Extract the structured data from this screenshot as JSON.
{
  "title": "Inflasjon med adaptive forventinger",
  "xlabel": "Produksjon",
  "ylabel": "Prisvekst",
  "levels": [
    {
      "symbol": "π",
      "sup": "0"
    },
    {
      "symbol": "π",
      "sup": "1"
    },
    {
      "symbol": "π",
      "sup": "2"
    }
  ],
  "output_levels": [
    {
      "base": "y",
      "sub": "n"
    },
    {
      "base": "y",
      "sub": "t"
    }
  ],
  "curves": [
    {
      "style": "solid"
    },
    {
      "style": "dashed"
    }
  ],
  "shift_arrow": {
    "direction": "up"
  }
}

==============================

Objective →
Extract all of the data above without altering anything.

Task output →
Extract the structured data from this screenshot as JSON.
{
  "title": "Inflasjon med adaptive forventinger",
  "xlabel": "Produksjon",
  "ylabel": "Prisvekst",
  "levels": [
    {
      "symbol": "π",
      "sup": "0"
    },
    {
      "symbol": "π",
      "sup": "1"
    },
    {
      "symbol": "π",
      "sup": "2"
    }
  ],
  "output_levels": [
    {
      "base": "y",
      "sub": "n"
    },
    {
      "base": "y",
      "sub": "t"
    }
  ],
  "curves": [
    {
      "style": "solid"
    },
    {
      "style": "dashed"
    }
  ],
  "shift_arrow": {
    "direction": "up"
  }
}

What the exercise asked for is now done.